Each record below is to be copied word for word, with pictures removed.

## Stored data
┌────────

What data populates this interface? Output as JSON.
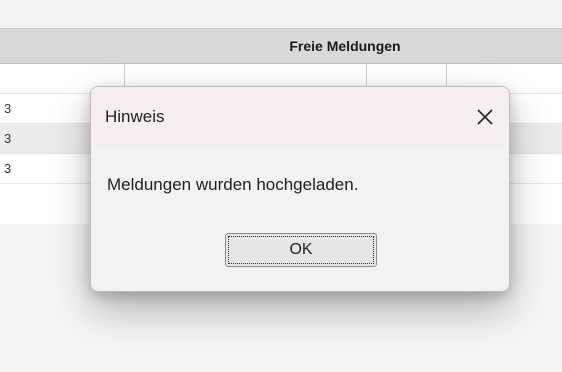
{
  "background": {
    "header_title": "Freie Meldungen",
    "row_markers": [
      "3",
      "3",
      "3"
    ]
  },
  "dialog": {
    "title": "Hinweis",
    "message": "Meldungen wurden hochgeladen.",
    "ok_label": "OK",
    "close_icon": "close-icon"
  },
  "colors": {
    "dialog_titlebar": "#f5edef",
    "dialog_body": "#f2f2f2",
    "header_bar": "#d9d9d9"
  }
}
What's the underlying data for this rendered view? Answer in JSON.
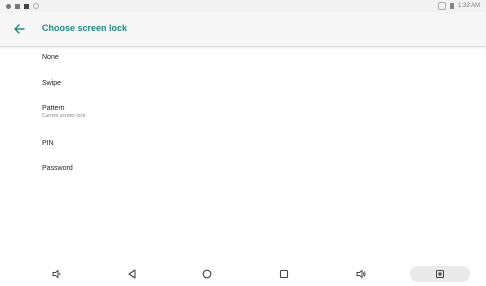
{
  "status_bar": {
    "time": "1:32 AM"
  },
  "toolbar": {
    "title": "Choose screen lock"
  },
  "options": [
    {
      "label": "None"
    },
    {
      "label": "Swipe"
    },
    {
      "label": "Pattern",
      "subtitle": "Current screen lock"
    },
    {
      "label": "PIN"
    },
    {
      "label": "Password"
    }
  ],
  "colors": {
    "accent": "#1a8d84"
  }
}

└────────

## IN RESPONSE
What data populates this interface? Output as JSON.
{
  "background": {
    "header_title": "Freie Meldungen",
    "row_markers": [
      "3",
      "3",
      "3"
    ]
  },
  "dialog": {
    "title": "Hinweis",
    "message": "Meldungen wurden hochgeladen.",
    "ok_label": "OK",
    "close_icon": "close-icon"
  },
  "colors": {
    "dialog_titlebar": "#f5edef",
    "dialog_body": "#f2f2f2",
    "header_bar": "#d9d9d9"
  }
}
What's the underlying data for this rendered view? Answer in JSON.
{
  "status_bar": {
    "time": "1:32 AM"
  },
  "toolbar": {
    "title": "Choose screen lock"
  },
  "options": [
    {
      "label": "None"
    },
    {
      "label": "Swipe"
    },
    {
      "label": "Pattern",
      "subtitle": "Current screen lock"
    },
    {
      "label": "PIN"
    },
    {
      "label": "Password"
    }
  ],
  "colors": {
    "accent": "#1a8d84"
  }
}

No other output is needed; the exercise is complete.